Stated task >>
In the material below, find each line holding the string "меня" and copy it.

Materials provided >>
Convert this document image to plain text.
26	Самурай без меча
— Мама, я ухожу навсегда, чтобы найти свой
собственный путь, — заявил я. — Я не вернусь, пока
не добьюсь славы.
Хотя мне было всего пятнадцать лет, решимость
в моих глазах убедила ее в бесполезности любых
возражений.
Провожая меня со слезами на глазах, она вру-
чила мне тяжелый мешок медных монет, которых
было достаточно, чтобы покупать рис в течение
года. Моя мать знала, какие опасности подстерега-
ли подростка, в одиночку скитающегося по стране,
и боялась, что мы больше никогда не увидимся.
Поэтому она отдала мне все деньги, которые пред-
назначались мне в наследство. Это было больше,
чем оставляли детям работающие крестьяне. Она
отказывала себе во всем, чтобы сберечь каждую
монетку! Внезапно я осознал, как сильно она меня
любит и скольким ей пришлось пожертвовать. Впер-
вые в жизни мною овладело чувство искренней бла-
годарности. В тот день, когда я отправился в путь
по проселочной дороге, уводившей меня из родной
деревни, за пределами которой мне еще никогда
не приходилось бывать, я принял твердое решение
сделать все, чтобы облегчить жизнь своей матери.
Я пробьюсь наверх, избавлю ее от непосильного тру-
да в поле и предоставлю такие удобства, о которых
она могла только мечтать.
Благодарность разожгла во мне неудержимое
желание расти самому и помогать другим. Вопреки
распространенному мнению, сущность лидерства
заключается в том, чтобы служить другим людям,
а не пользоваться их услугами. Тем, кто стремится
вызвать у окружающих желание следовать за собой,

Output of the task >>
Провожая меня со слезами на глазах, она вру-
монетку! Внезапно я осознал, как сильно она меня
по проселочной дороге, уводившей меня из родной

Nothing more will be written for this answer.